→ WRITTEN EXERCISE: Copy every line from the data below in which the string "values" can be found.

Start DATA FOR THIS TASK

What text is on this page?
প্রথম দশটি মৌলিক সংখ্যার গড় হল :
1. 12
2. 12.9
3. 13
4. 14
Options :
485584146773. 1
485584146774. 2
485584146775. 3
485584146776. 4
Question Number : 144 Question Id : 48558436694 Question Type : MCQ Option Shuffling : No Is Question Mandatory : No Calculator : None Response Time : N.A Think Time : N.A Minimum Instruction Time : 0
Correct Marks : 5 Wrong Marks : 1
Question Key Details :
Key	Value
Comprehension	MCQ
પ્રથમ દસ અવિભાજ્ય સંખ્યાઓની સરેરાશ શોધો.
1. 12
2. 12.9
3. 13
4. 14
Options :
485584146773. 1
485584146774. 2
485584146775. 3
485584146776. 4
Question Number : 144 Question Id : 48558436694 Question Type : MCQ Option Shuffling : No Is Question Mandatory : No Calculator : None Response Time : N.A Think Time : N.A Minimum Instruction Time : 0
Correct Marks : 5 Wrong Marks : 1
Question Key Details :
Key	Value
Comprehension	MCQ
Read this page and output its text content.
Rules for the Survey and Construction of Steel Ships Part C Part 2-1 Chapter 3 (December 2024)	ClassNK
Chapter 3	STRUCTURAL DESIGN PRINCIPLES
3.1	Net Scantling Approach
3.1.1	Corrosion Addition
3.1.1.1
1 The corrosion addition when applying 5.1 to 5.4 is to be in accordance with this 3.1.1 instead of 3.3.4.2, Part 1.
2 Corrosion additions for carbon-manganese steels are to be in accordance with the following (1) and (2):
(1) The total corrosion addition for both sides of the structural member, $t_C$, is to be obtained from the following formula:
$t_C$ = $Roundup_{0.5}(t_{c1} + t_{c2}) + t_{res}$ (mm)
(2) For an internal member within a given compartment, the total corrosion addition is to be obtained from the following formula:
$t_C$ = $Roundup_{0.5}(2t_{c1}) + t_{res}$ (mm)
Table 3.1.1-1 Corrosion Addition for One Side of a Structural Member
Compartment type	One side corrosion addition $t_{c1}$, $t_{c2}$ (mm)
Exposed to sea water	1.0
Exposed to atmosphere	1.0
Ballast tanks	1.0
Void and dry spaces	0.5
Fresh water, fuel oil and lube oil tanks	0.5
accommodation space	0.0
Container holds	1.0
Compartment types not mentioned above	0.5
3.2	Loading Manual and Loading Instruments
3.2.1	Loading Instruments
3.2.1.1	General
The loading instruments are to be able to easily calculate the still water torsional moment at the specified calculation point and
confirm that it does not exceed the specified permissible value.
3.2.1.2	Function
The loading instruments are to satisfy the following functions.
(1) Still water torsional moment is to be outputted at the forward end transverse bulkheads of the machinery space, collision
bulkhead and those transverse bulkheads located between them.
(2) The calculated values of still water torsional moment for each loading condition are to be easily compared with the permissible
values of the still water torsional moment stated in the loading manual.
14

End DATA FOR THIS TASK

→ SOLUTION FOR THIS PROBLEM:
(2) The calculated values of still water torsional moment for each loading condition are to be easily compared with the permissible
values of the still water torsional moment stated in the loading manual.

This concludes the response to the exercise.